**练习说明:** 请将从含有“histogram-stat-line: Min: 1.18”的那一行到含有“region-label-top: II (313, 108, 335, 145)”的那一行（首尾两行都算在内）改写为编号列表，略去空行。

>>

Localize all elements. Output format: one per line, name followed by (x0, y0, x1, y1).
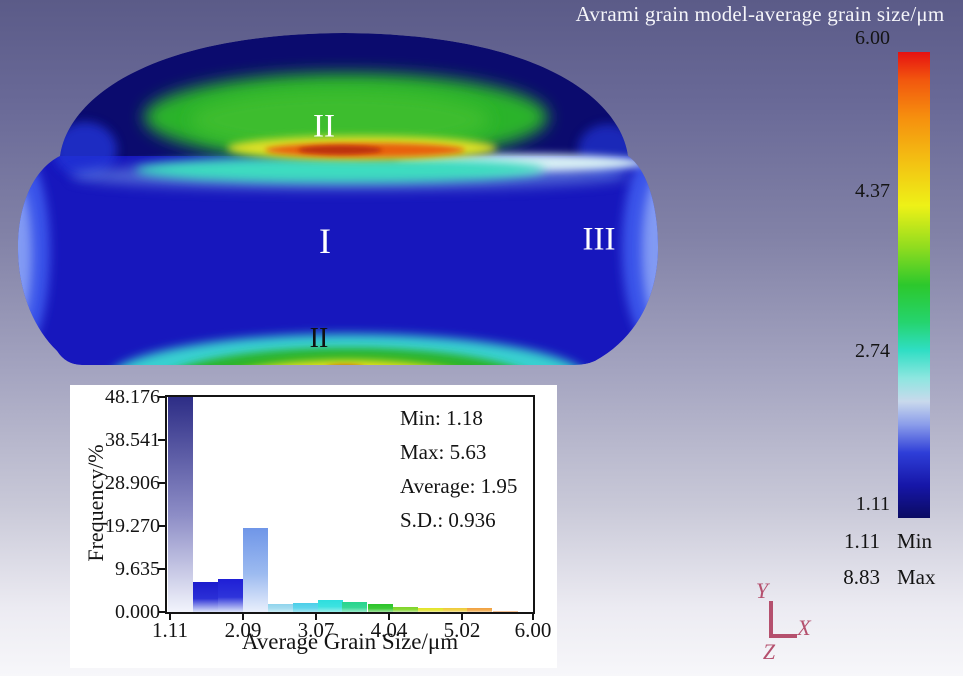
histogram-stat-line: Min: 1.18 (400, 406, 483, 430)
colorbar-tick-label: 1.11 (855, 493, 890, 515)
histogram-bar (192, 582, 218, 612)
histogram-x-tick-mark (388, 614, 390, 620)
triad-z-label: Z (762, 639, 776, 664)
histogram-panel: 48.176 38.541 28.906 19.270 9.635 0.000 1.11 2… (70, 385, 557, 668)
histogram-x-tick-mark (532, 614, 534, 620)
histogram-bar (242, 528, 268, 612)
histogram-bar (392, 607, 418, 612)
histogram-stats: Min: 1.18 Max: 5.63 Average: 1.95 S.D.: 0.9… (400, 401, 517, 537)
histogram-x-tick-label: 4.04 (370, 618, 408, 642)
region-label-top: II (313, 108, 335, 145)
histogram-stat-line: Max: 5.63 (400, 440, 487, 464)
histogram-bar (442, 608, 468, 612)
side-band-left-core (18, 183, 32, 327)
colorbar-tick-labels: 6.00 4.37 2.74 1.11 (790, 0, 890, 540)
hotzone-red-core (298, 145, 382, 155)
triad-x-axis-line (769, 634, 797, 638)
colorbar-max-row: 8.83 Max (810, 565, 963, 590)
histogram-y-tick-label: 0.000 (115, 601, 160, 623)
triad-y-axis-line (769, 601, 773, 638)
histogram-x-tick-label: 1.11 (152, 618, 188, 642)
colorbar-tick-label: 6.00 (855, 27, 890, 49)
histogram-bar (267, 604, 293, 612)
colorbar-tick-label: 2.74 (855, 340, 890, 362)
colorbar-min-value: 1.11 (844, 529, 880, 553)
histogram-y-tick-label: 28.906 (105, 472, 160, 494)
side-band-right-core (642, 175, 658, 325)
histogram-y-tick-mark (158, 482, 165, 484)
histogram-y-tick-mark (158, 568, 165, 570)
region-label-bottom: II (309, 323, 329, 354)
triad-x-label: X (797, 615, 811, 640)
histogram-x-tick-mark (315, 614, 317, 620)
region-label-center: I (319, 221, 331, 261)
histogram-bar (367, 604, 393, 612)
colorbar-max-label: Max (897, 565, 936, 589)
histogram-y-axis-title: Frequency/% (83, 444, 108, 562)
histogram-y-tick-label: 9.635 (115, 558, 160, 580)
region-label-right: III (582, 221, 616, 258)
histogram-y-tick-mark (158, 611, 165, 613)
histogram-x-tick-mark (169, 614, 171, 620)
histogram-x-tick-label: 3.07 (297, 618, 335, 642)
histogram-bar (342, 602, 368, 612)
histogram-y-tick-mark (158, 525, 165, 527)
histogram-bar (168, 397, 193, 612)
colorbar-min-row: 1.11 Min (810, 529, 963, 554)
colorbar-gradient (898, 52, 930, 518)
workpiece-body (18, 156, 658, 365)
colorbar-tick-label: 4.37 (855, 180, 890, 202)
histogram-x-tick-label: 6.00 (514, 618, 552, 642)
dome-corner-left (53, 122, 117, 178)
histogram-y-tick-mark (158, 439, 165, 441)
bottom-arc-red (325, 365, 365, 373)
histogram-bar (492, 611, 518, 612)
histogram-plot (165, 395, 535, 614)
histogram-x-tick-label: 2.09 (224, 618, 262, 642)
hotzone-green-bright (190, 90, 490, 150)
histogram-bar (417, 608, 443, 612)
view-title: Avrami grain model-average grain size/μm (575, 2, 945, 26)
histogram-y-tick-label: 38.541 (105, 429, 160, 451)
histogram-y-tick-label: 48.176 (105, 386, 160, 408)
histogram-x-tick-mark (461, 614, 463, 620)
colorbar-max-value: 8.83 (843, 565, 880, 589)
histogram-x-tick-mark (242, 614, 244, 620)
triad-y-label: Y (755, 578, 769, 603)
colorbar-min-label: Min (897, 529, 933, 553)
histogram-bar (467, 608, 493, 612)
histogram-x-tick-label: 5.02 (443, 618, 481, 642)
hotzone-cyan-under (135, 157, 545, 183)
histogram-bar (317, 600, 343, 612)
histogram-bar (292, 603, 318, 612)
histogram-stat-line: Average: 1.95 (400, 474, 518, 498)
histogram-y-tick-label: 19.270 (105, 515, 160, 537)
histogram-bar (218, 579, 244, 612)
histogram-x-axis-title: Average Grain Size/μm (241, 629, 459, 654)
histogram-stat-line: S.D.: 0.936 (400, 508, 496, 532)
histogram-y-tick-mark (158, 396, 165, 398)
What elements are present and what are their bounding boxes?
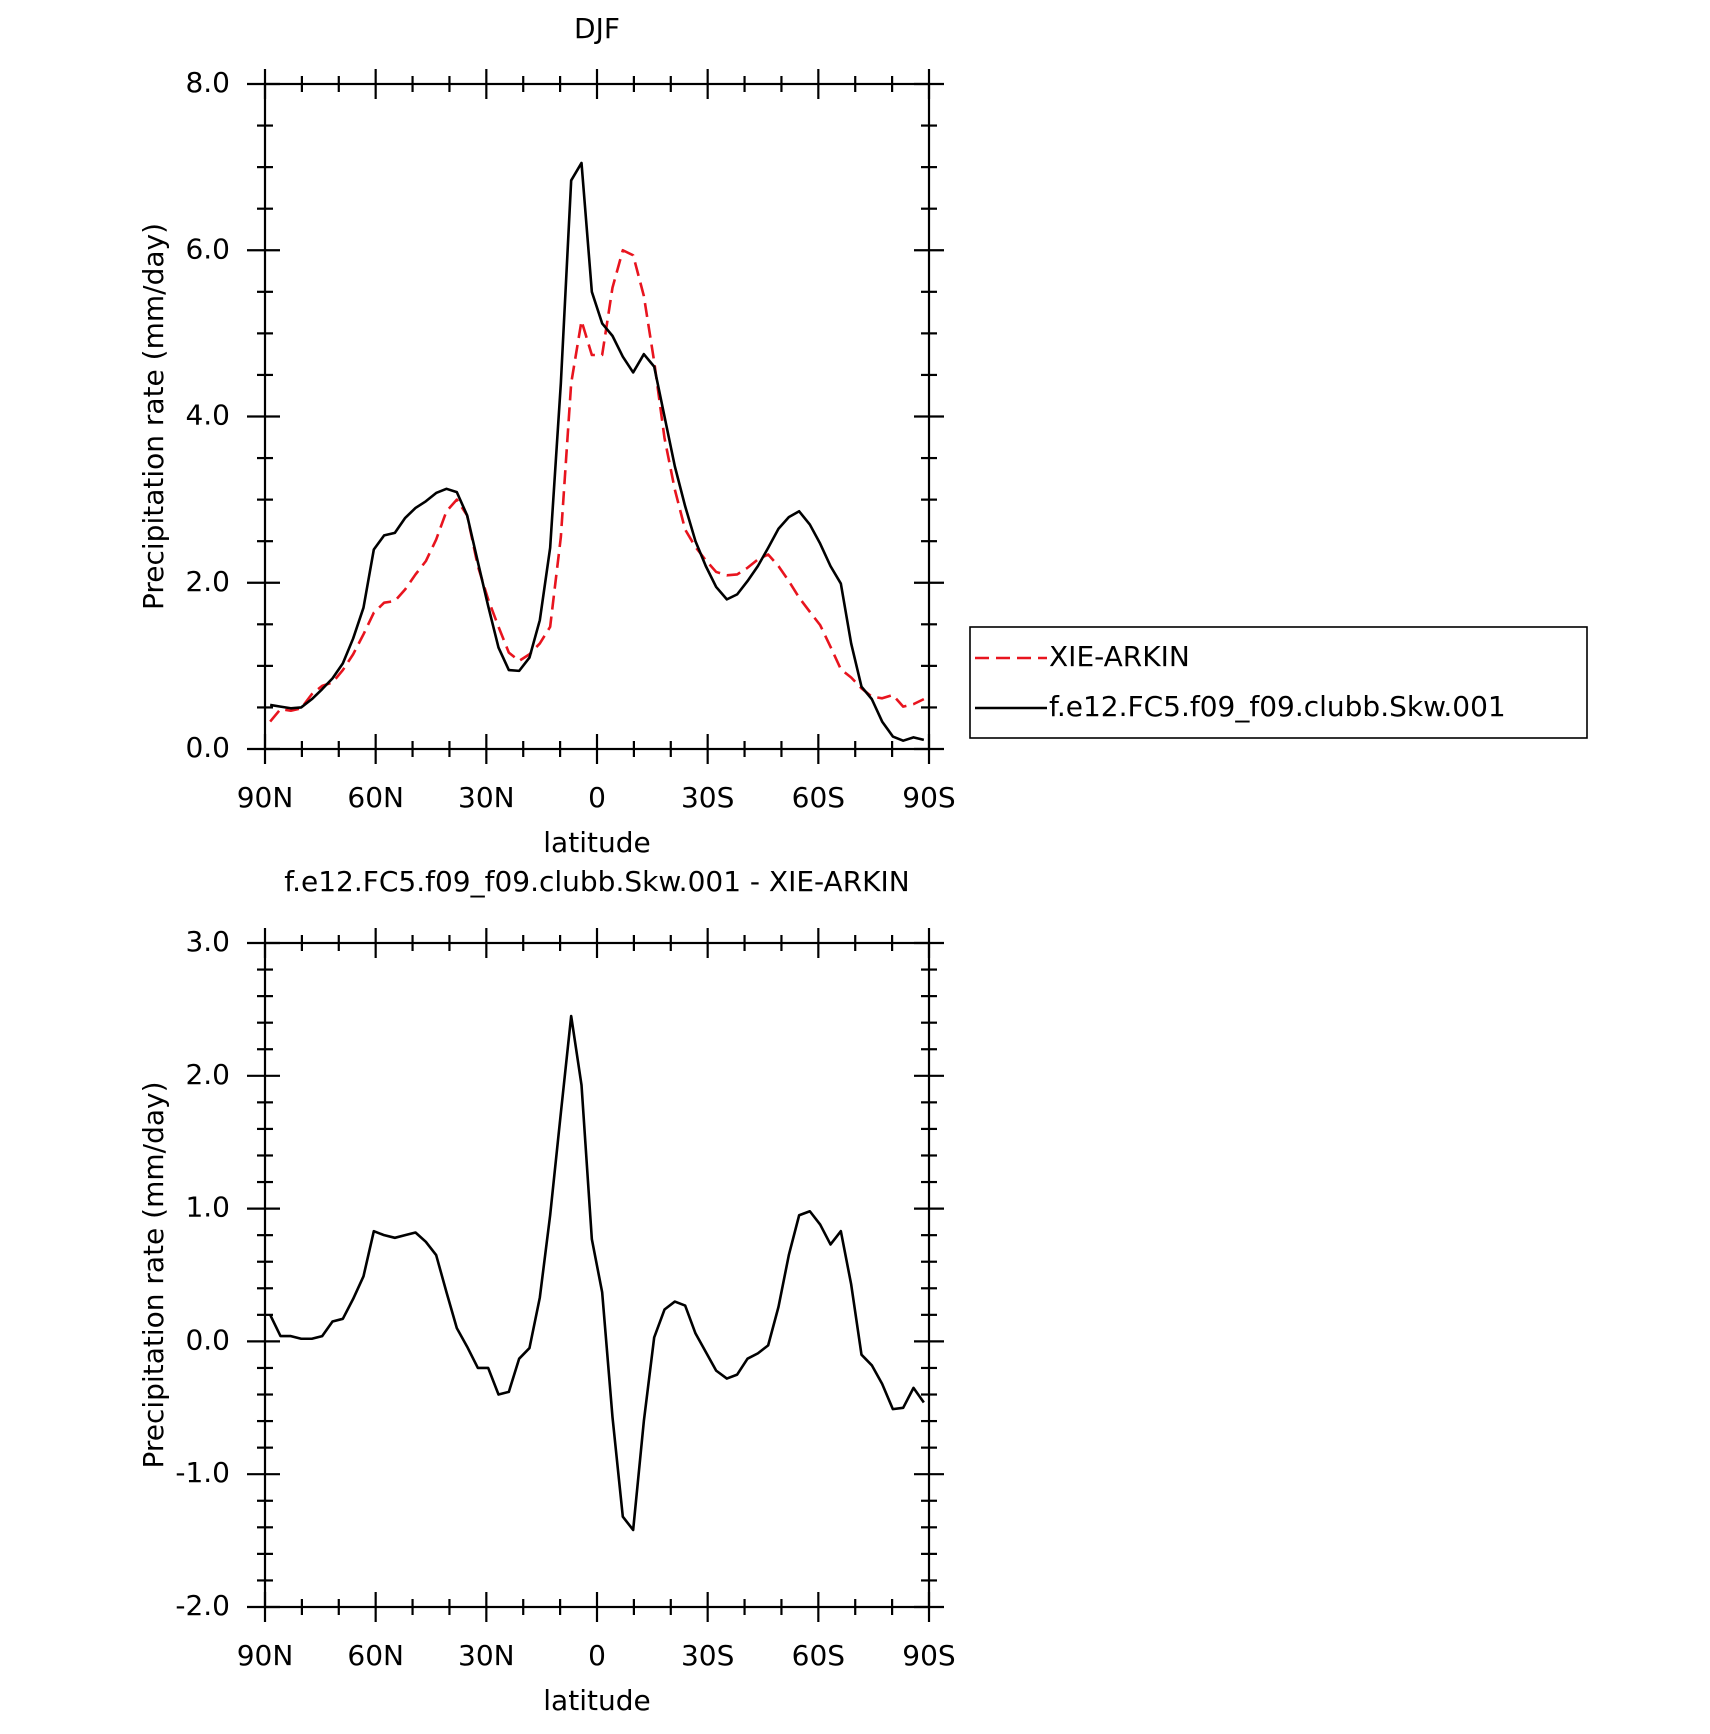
x-tick-label: 90S bbox=[902, 1639, 955, 1672]
y-tick-label: 3.0 bbox=[185, 925, 230, 958]
chart-title: DJF bbox=[574, 12, 620, 45]
y-tick-label: 8.0 bbox=[185, 66, 230, 99]
legend-label: f.e12.FC5.f09_f09.clubb.Skw.001 bbox=[1049, 690, 1506, 723]
x-tick-label: 60S bbox=[792, 1639, 845, 1672]
series-line bbox=[269, 248, 925, 723]
y-tick-label: 2.0 bbox=[185, 1058, 230, 1091]
x-tick-label: 60N bbox=[347, 1639, 404, 1672]
legend-label: XIE-ARKIN bbox=[1049, 640, 1190, 673]
y-tick-label: 1.0 bbox=[185, 1191, 230, 1224]
plot-frame bbox=[263, 82, 931, 751]
y-tick-label: 0.0 bbox=[185, 731, 230, 764]
x-tick-label: 30S bbox=[681, 1639, 734, 1672]
y-tick-label: 2.0 bbox=[185, 565, 230, 598]
y-tick-label: 0.0 bbox=[185, 1323, 230, 1356]
x-tick-label: 60S bbox=[792, 781, 845, 814]
x-tick-label: 0 bbox=[588, 1639, 606, 1672]
x-axis-label: latitude bbox=[543, 826, 650, 859]
x-tick-label: 90N bbox=[237, 781, 294, 814]
x-tick-label: 90N bbox=[237, 1639, 294, 1672]
x-tick-label: 90S bbox=[902, 781, 955, 814]
y-tick-label: 4.0 bbox=[185, 399, 230, 432]
y-axis-label: Precipitation rate (mm/day) bbox=[137, 1081, 170, 1468]
series-line bbox=[269, 161, 925, 742]
series-line bbox=[268, 1014, 925, 1532]
x-tick-label: 30N bbox=[458, 781, 515, 814]
y-tick-label: -2.0 bbox=[175, 1589, 230, 1622]
legend-box bbox=[969, 626, 1588, 739]
chart-title: f.e12.FC5.f09_f09.clubb.Skw.001 - XIE-AR… bbox=[284, 865, 909, 898]
x-axis-label: latitude bbox=[543, 1684, 650, 1717]
y-tick-label: -1.0 bbox=[175, 1456, 230, 1489]
x-tick-label: 60N bbox=[347, 781, 404, 814]
x-tick-label: 0 bbox=[588, 781, 606, 814]
y-axis-label: Precipitation rate (mm/day) bbox=[137, 223, 170, 610]
y-tick-label: 6.0 bbox=[185, 232, 230, 265]
x-tick-label: 30N bbox=[458, 1639, 515, 1672]
x-tick-label: 30S bbox=[681, 781, 734, 814]
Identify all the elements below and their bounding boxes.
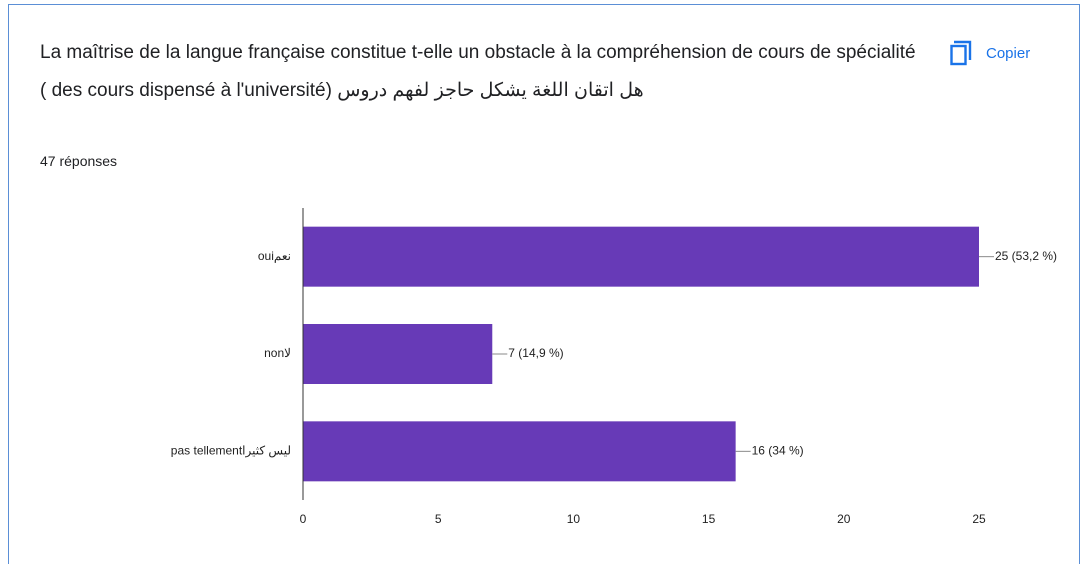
x-tick-label: 5 xyxy=(435,512,442,526)
bar xyxy=(303,421,736,482)
y-tick-label: ouiنعم xyxy=(258,249,291,263)
copy-label[interactable]: Copier xyxy=(986,44,1031,62)
x-tick-label: 25 xyxy=(972,512,986,526)
y-tick-label: nonلا xyxy=(264,346,291,360)
x-tick-label: 0 xyxy=(300,512,307,526)
copy-button[interactable]: Copier xyxy=(950,38,1030,68)
data-label: 7 (14,9 %) xyxy=(508,346,563,360)
data-label: 16 (34 %) xyxy=(752,444,804,458)
x-tick-label: 20 xyxy=(837,512,851,526)
bar xyxy=(303,226,979,287)
data-label: 25 (53,2 %) xyxy=(995,249,1057,263)
response-count: 47 réponses xyxy=(40,153,118,169)
card xyxy=(8,4,1080,564)
chart-title: La maîtrise de la langue française const… xyxy=(40,42,916,101)
y-tick-label: pas tellementليس كثيرا xyxy=(171,444,291,458)
x-tick-label: 10 xyxy=(567,512,581,526)
copy-icon xyxy=(950,40,972,66)
x-tick-label: 15 xyxy=(702,512,716,526)
bar xyxy=(303,324,493,384)
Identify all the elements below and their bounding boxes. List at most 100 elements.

<<

**练习答案:**
1. histogram-stat-line: Min: 1.18 (400, 406, 483, 430)
2. colorbar-tick-label: 1.11 (855, 493, 890, 515)
3. histogram-bar (192, 582, 218, 612)
4. histogram-x-tick-mark (388, 614, 390, 620)
5. triad-z-label: Z (762, 639, 776, 664)
6. histogram-panel: 48.176 38.541 28.906 19.270 9.635 0.000 1.11 2… (70, 385, 557, 668)
7. histogram-x-tick-mark (532, 614, 534, 620)
8. histogram-bar (242, 528, 268, 612)
9. histogram-bar (392, 607, 418, 612)
10. histogram-stats: Min: 1.18 Max: 5.63 Average: 1.95 S.D.: 0.9… (400, 401, 517, 537)
11. histogram-x-tick-label: 4.04 (370, 618, 408, 642)
12. region-label-top: II (313, 108, 335, 145)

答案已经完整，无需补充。